PROBLEM – Restate the entries word for word, omitting nothing.

SUPPLIED INFORMATION –
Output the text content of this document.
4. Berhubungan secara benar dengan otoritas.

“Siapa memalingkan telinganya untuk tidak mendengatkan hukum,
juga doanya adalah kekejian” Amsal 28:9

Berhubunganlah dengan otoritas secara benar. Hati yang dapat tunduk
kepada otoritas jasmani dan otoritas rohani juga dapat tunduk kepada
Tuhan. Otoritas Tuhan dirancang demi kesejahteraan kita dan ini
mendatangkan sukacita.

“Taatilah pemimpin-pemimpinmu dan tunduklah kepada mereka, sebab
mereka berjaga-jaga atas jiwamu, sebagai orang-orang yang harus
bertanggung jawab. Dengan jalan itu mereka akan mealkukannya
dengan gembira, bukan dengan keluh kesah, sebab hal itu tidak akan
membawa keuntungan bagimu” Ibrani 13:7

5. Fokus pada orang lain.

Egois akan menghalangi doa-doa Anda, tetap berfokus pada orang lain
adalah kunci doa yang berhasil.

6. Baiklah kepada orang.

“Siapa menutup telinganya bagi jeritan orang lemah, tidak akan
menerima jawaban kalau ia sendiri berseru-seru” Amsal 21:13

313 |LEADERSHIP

SOLUTION –
Output the text content of this document.
4. Berhubungan secara benar dengan otoritas.

“Siapa memalingkan telinganya untuk tidak mendengatkan hukum,
juga doanya adalah kekejian” Amsal 28:9

Berhubunganlah dengan otoritas secara benar. Hati yang dapat tunduk
kepada otoritas jasmani dan otoritas rohani juga dapat tunduk kepada
Tuhan. Otoritas Tuhan dirancang demi kesejahteraan kita dan ini
mendatangkan sukacita.

“Taatilah pemimpin-pemimpinmu dan tunduklah kepada mereka, sebab
mereka berjaga-jaga atas jiwamu, sebagai orang-orang yang harus
bertanggung jawab. Dengan jalan itu mereka akan mealkukannya
dengan gembira, bukan dengan keluh kesah, sebab hal itu tidak akan
membawa keuntungan bagimu” Ibrani 13:7

5. Fokus pada orang lain.

Egois akan menghalangi doa-doa Anda, tetap berfokus pada orang lain
adalah kunci doa yang berhasil.

6. Baiklah kepada orang.

“Siapa menutup telinganya bagi jeritan orang lemah, tidak akan
menerima jawaban kalau ia sendiri berseru-seru” Amsal 21:13

313 |LEADERSHIP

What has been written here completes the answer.